[SELECTED PASSAGE]

And the conclusion of this study is – The mission of the treatment is Remission.
The measures are to watch out for:
Incorrect/untimely (or so called “don’t be late!“) with the diagnosis;
Insufficient doses of antidepressants (Need of adequate therapeutic dose!);
Insufficiently long treatment (Need for 2×8-12 weeks of treatment);
Failure to monitor adherence, side effects, and improvement with appropriate scales;
Untimely/inadequate change in antidepressant therapy;
Untimely/inadequate combination of medication;
Untimely/inadequate augmentation;
Additionally, the study is ongoing, we expect the latest research to provide the most recent and relevant data.
Important: Yes, psychiatrists can and must recognize the different types of depression and provide appropriate treatment.
Tell us more about the mentorship. How do you impart your knowledge and direct your mentorship towards younger generations based on your work experience so far?
In my multi-decade psychiatric and professorial practice, I am in daily contact with medical students and work with young psychiatry trainees and medical psychologists.
It’s a tremendous pleasure for me to pass on both the theoretical knowledge and practical skills to the younger generations.
It’s essential to note that this relationship with students and trainees is mutually beneficial.
Although we, the academics, provide our expertise and knowledge base, they bring the youthful enthusiasm, knowledge of new skills, especially related to using information technology.
Therefore, every discussion, interactive lecture, every observation of a patient is a new learning opportunity for both them and us.
What are the most common piece of advise you give to the younger generation of psychiatrists regarding their personal lives, how to nurture and develop it despite becoming a psychiatrist –
a profession that often seems challenging due to working with various disorders and severe mental states of patients?
The advice is simple: striking a balance between professional commitments, dedication to family, and time for socializing and relaxation with friends.
It sounds simple, but it’s often hard to achieve.
However, it is critical to strive for that balance, even if it is not always achieved.
What do you wish for those who follow the same path you did as a psychiatrist?
I always advise them that learning and working in any field—psychiatry included—is a process.
It’s a marathon, not a 100-meter sprint.

[/SELECTED PASSAGE]
[SUPPLIED DATA]

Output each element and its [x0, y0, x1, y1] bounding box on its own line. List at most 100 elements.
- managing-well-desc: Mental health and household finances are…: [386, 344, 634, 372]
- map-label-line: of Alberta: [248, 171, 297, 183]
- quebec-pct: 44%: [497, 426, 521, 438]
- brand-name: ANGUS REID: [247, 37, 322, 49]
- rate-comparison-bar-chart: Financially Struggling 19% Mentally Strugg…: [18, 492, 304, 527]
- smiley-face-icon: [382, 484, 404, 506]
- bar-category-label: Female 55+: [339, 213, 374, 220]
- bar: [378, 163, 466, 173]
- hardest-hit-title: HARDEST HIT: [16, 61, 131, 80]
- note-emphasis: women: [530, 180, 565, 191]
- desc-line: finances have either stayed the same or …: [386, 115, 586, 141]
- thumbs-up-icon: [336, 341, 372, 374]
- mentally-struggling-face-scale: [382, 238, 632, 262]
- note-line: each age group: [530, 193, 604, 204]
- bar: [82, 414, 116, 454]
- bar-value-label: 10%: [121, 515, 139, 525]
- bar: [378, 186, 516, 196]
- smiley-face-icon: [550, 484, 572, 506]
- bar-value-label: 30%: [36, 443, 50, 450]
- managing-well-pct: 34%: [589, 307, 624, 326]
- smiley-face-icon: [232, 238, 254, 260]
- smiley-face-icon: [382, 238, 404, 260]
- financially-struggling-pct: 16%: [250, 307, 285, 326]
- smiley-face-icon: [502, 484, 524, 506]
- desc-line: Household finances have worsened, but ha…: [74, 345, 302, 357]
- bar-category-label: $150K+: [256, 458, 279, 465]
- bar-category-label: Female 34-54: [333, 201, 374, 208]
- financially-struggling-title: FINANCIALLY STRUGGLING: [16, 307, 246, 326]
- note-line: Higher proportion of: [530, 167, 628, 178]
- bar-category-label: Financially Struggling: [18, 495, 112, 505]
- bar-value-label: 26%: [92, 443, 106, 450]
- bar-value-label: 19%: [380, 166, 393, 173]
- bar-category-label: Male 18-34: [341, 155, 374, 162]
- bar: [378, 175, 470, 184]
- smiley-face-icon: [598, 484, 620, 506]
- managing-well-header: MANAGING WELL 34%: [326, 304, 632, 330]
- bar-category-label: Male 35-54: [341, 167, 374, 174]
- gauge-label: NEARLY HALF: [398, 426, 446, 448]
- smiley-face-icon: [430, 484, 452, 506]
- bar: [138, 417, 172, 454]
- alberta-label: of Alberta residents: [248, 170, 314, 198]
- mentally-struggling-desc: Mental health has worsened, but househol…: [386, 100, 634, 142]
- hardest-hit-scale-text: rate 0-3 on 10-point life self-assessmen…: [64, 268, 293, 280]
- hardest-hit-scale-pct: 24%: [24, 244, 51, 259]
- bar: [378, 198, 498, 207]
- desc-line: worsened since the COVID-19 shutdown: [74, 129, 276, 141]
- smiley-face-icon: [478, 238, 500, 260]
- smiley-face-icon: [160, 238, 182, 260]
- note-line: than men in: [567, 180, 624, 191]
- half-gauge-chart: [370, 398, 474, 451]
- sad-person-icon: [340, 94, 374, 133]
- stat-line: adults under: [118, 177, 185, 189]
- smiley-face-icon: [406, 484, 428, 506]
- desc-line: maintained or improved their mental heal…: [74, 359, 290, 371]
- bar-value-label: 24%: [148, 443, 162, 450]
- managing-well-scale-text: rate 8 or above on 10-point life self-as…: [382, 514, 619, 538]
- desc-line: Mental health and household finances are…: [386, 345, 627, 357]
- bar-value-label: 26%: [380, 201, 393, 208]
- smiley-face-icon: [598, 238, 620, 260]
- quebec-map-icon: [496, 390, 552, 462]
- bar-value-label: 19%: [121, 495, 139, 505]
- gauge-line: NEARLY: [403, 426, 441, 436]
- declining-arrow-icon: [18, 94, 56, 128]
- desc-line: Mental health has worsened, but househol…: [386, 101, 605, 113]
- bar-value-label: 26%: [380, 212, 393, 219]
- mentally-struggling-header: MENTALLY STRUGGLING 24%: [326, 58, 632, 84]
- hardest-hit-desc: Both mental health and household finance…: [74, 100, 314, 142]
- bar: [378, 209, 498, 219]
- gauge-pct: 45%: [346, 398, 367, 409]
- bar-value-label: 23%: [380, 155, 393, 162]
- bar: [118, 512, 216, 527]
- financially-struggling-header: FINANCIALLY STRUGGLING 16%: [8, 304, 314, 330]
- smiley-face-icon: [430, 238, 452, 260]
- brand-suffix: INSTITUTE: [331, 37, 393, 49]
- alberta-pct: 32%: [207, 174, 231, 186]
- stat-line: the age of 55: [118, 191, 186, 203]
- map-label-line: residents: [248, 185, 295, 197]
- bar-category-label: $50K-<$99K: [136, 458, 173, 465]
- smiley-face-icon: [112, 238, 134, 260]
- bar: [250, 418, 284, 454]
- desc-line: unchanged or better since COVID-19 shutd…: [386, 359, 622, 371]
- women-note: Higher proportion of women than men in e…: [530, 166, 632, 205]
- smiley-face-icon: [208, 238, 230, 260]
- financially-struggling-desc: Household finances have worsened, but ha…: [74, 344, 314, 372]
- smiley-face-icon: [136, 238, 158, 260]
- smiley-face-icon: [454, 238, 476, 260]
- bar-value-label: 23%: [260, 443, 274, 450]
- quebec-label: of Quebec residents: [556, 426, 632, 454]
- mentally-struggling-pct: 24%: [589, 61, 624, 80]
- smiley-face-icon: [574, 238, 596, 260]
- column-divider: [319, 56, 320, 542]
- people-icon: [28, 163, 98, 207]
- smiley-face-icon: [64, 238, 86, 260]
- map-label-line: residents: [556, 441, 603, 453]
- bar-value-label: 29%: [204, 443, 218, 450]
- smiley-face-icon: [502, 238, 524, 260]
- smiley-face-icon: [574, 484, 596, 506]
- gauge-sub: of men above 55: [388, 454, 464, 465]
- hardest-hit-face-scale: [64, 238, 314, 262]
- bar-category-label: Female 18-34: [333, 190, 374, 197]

[/SUPPLIED DATA]

TASKS:
1. In the psychiatrist interview, what does the speaker compare learning and working in a field to?
2. Rewrite the psychiatrist interview from "In my multi-decade" to "the younger generations.", replacing "tremendous" with "great".
The entries have nothing to do with this.

ANSWERS TO EACH TASK:
1. A marathon, not a 100-meter sprint.

2.
In my multi-decade psychiatric and professorial practice, I am in daily contact with medical students and work with young psychiatry trainees and medical psychologists.
It’s a great pleasure for me to pass on both the theoretical knowledge and practical skills to the younger generations.